Can you rewrite the material from the line containing "start-node-label: 중등 bbox=[223, 584, 393, 692]" up to and including the line containing "end-node: 심화 bbox=[1604, 474, 1916, 786]" as a JSON list of strings, one string per line and no blank lines?
━━ Record list ━━
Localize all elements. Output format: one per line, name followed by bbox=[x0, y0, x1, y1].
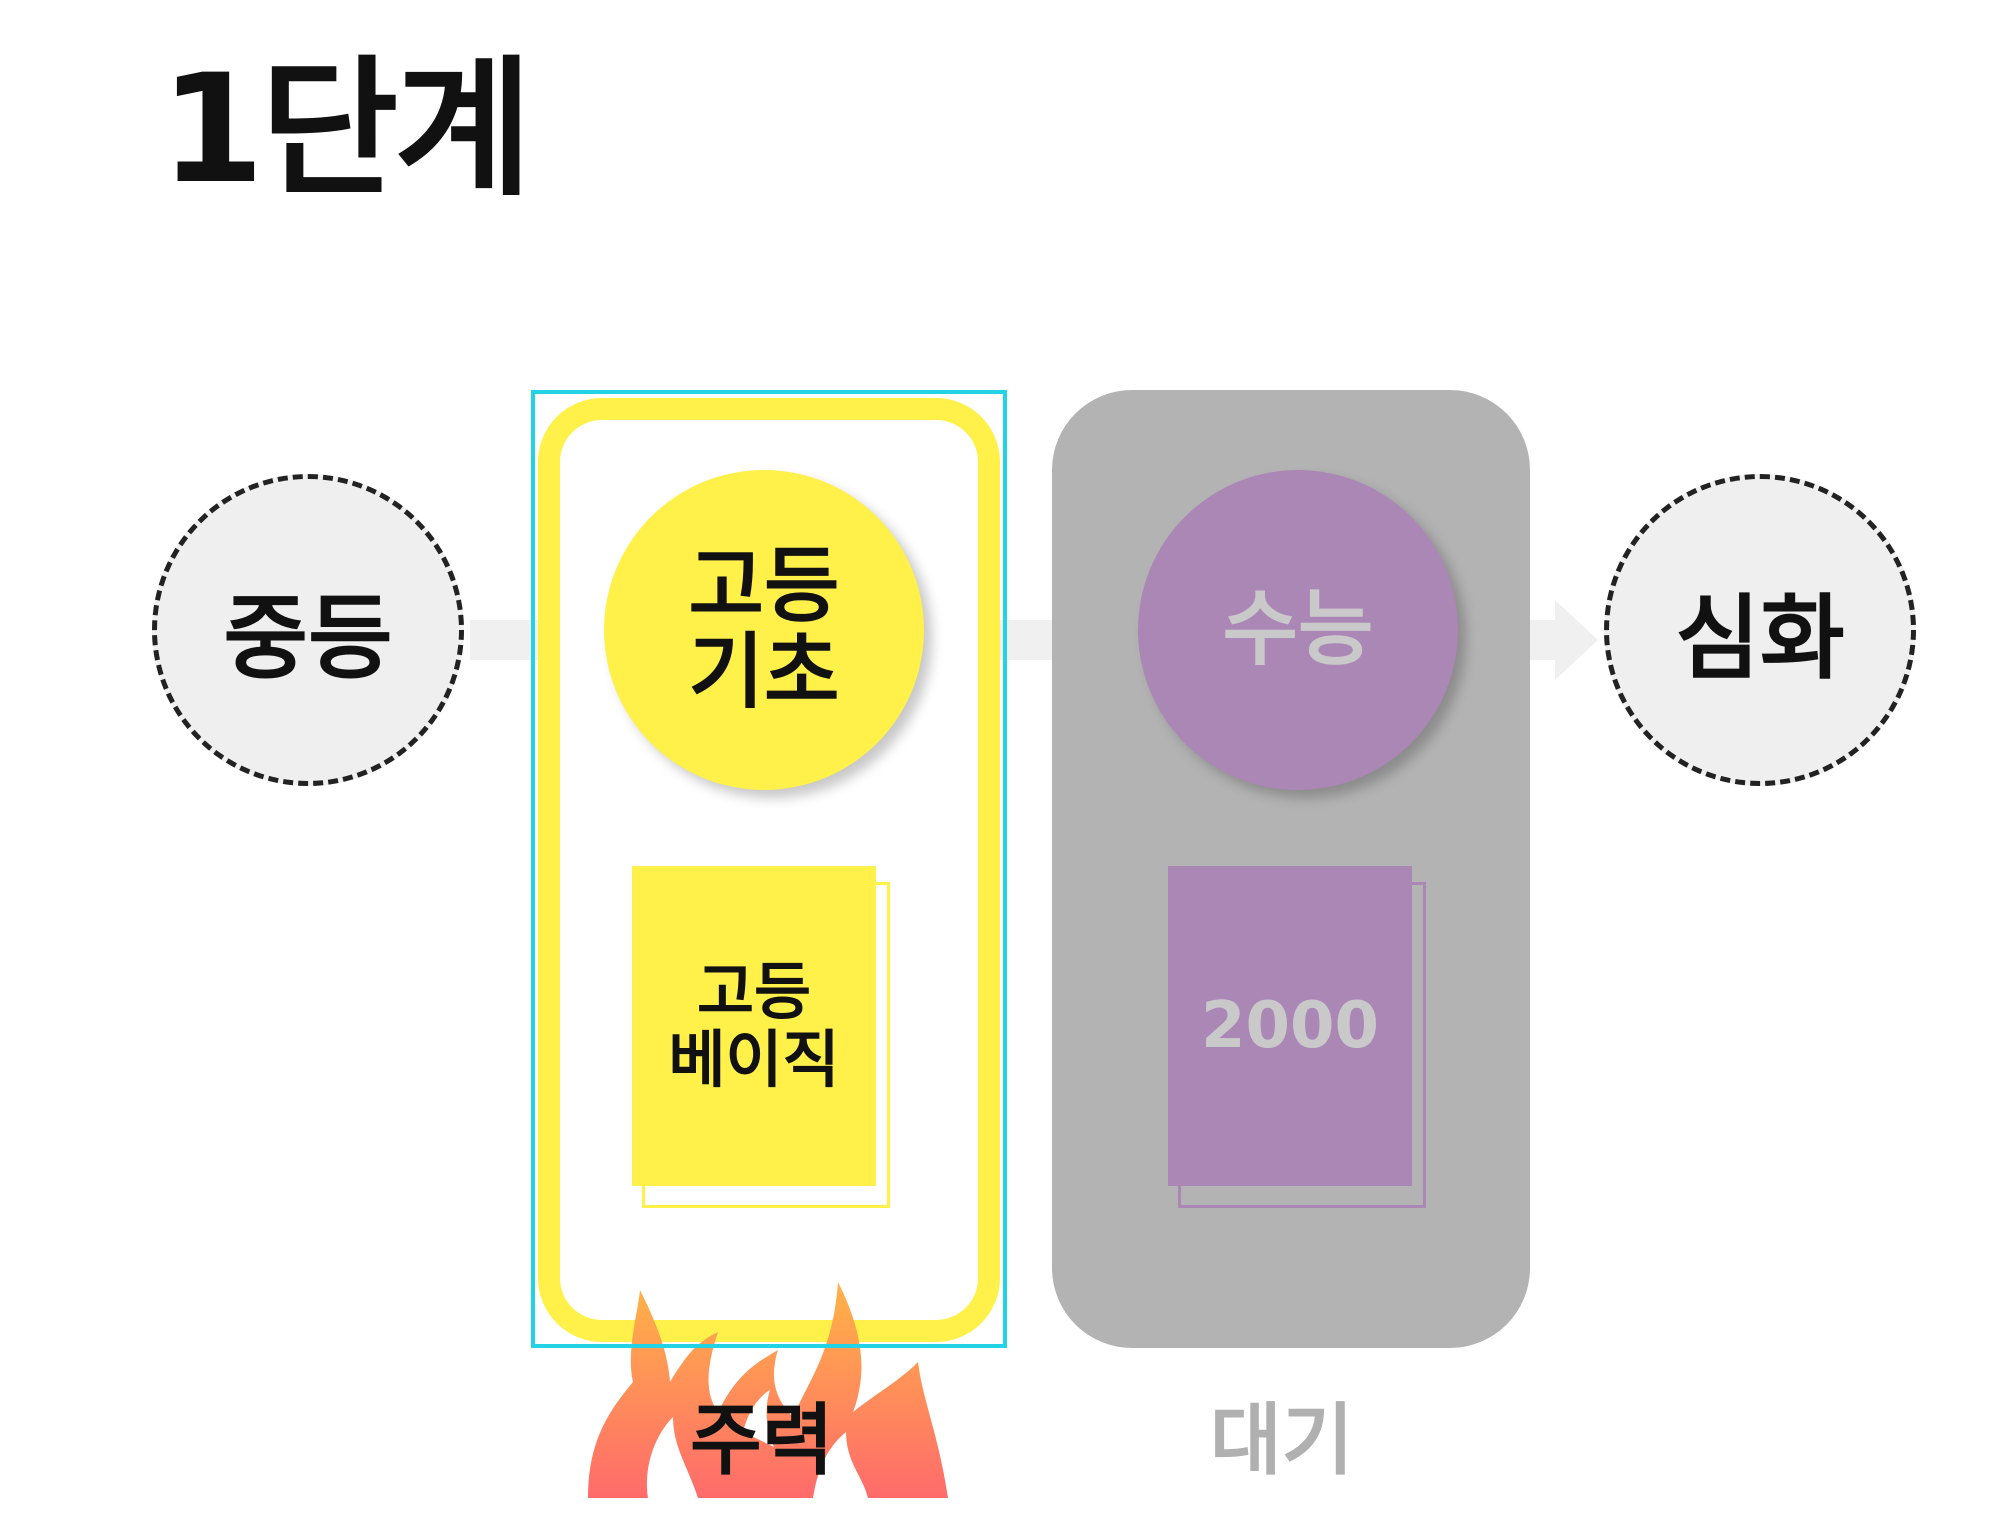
start-node-label: 중등 bbox=[223, 584, 393, 692]
selection-frame bbox=[531, 390, 1007, 1348]
page-title: 1단계 bbox=[160, 43, 532, 217]
active-book-line1: 고등 bbox=[696, 954, 812, 1028]
end-node-label: 심화 bbox=[1675, 584, 1845, 692]
end-node: 심화 bbox=[1604, 474, 1916, 786]
active-stage-circle: 고등 기초 bbox=[604, 470, 924, 790]
active-circle-line1: 고등 bbox=[688, 538, 840, 634]
flame-icon bbox=[588, 1282, 948, 1498]
active-circle-line2: 기초 bbox=[688, 625, 840, 720]
start-node: 중등 bbox=[152, 474, 464, 786]
waiting-book-label: 2000 bbox=[1200, 988, 1380, 1063]
active-book-line2: 베이직 bbox=[668, 1023, 840, 1096]
status-wait-label: 대기 bbox=[1210, 1396, 1354, 1486]
arrow-right-icon bbox=[1520, 600, 1598, 680]
active-book-label: 고등 베이직 bbox=[632, 866, 876, 1186]
waiting-stage-circle: 수능 bbox=[1138, 470, 1458, 790]
status-main-label: 주력 bbox=[690, 1396, 834, 1486]
waiting-circle-label: 수능 bbox=[1222, 581, 1374, 677]
book-icon: 2000 bbox=[1168, 866, 1444, 1226]
book-icon: 고등 베이직 bbox=[632, 866, 908, 1226]
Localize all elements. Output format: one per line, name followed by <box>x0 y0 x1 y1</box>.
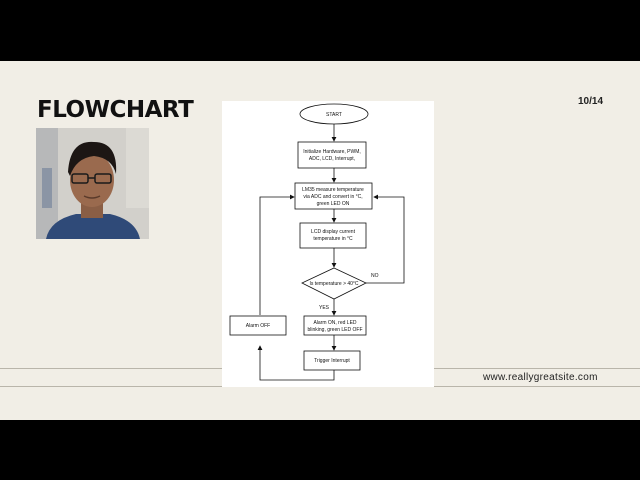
display-label-line1: LCD display current <box>311 229 356 235</box>
measure-label-line1: LM35 measure temperature <box>302 187 364 193</box>
slide-title: FLOWCHART <box>37 97 194 123</box>
alarm-off-process-box <box>229 315 287 336</box>
alarm-on-label-line2: blinking, green LED OFF <box>307 327 362 333</box>
init-label-line2: ADC, LCD, Interrupt, <box>309 156 355 162</box>
display-process-box <box>299 222 367 249</box>
decision-label: Is temperature > 40°C <box>309 281 358 287</box>
no-branch-label: NO <box>371 273 379 279</box>
trigger-interrupt-box <box>303 350 361 371</box>
measure-label-line2: via ADC and convert in °C, <box>303 194 362 200</box>
alarm-off-label: Alarm OFF <box>246 323 270 329</box>
website-url: www.reallygreatsite.com <box>483 372 598 383</box>
presentation-slide: FLOWCHART 10/14 www.reallygreatsite.com <box>0 61 640 420</box>
presenter-webcam <box>36 128 149 239</box>
alarm-on-label-line1: Alarm ON, red LED <box>313 320 356 326</box>
measure-process-box <box>294 182 373 210</box>
temperature-decision-diamond <box>301 267 367 300</box>
trigger-label: Trigger Interrupt <box>314 358 350 364</box>
start-label: START <box>326 112 342 118</box>
flowchart-panel: START Initialize Hardware, PWM, ADC, LCD… <box>222 101 434 387</box>
init-process-box <box>297 141 367 169</box>
page-counter: 10/14 <box>578 96 604 107</box>
measure-label-line3: green LED ON <box>317 201 350 207</box>
alarm-on-process-box <box>303 315 367 336</box>
init-label-line1: Initialize Hardware, PWM, <box>303 149 361 155</box>
presenter-video-icon <box>36 128 149 239</box>
start-terminal <box>299 103 369 125</box>
display-label-line2: temperature in °C <box>313 236 353 242</box>
flowchart-connectors <box>257 124 405 381</box>
yes-branch-label: YES <box>319 305 330 311</box>
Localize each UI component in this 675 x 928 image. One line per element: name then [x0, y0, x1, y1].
━━━
Final result:
[
  "start-node-label: 중등 bbox=[223, 584, 393, 692]",
  "selection-frame bbox=[531, 390, 1007, 1348]",
  "page-title: 1단계 bbox=[160, 43, 532, 217]",
  "active-book-line1: 고등 bbox=[696, 954, 812, 1028]",
  "end-node-label: 심화 bbox=[1675, 584, 1845, 692]",
  "end-node: 심화 bbox=[1604, 474, 1916, 786]"
]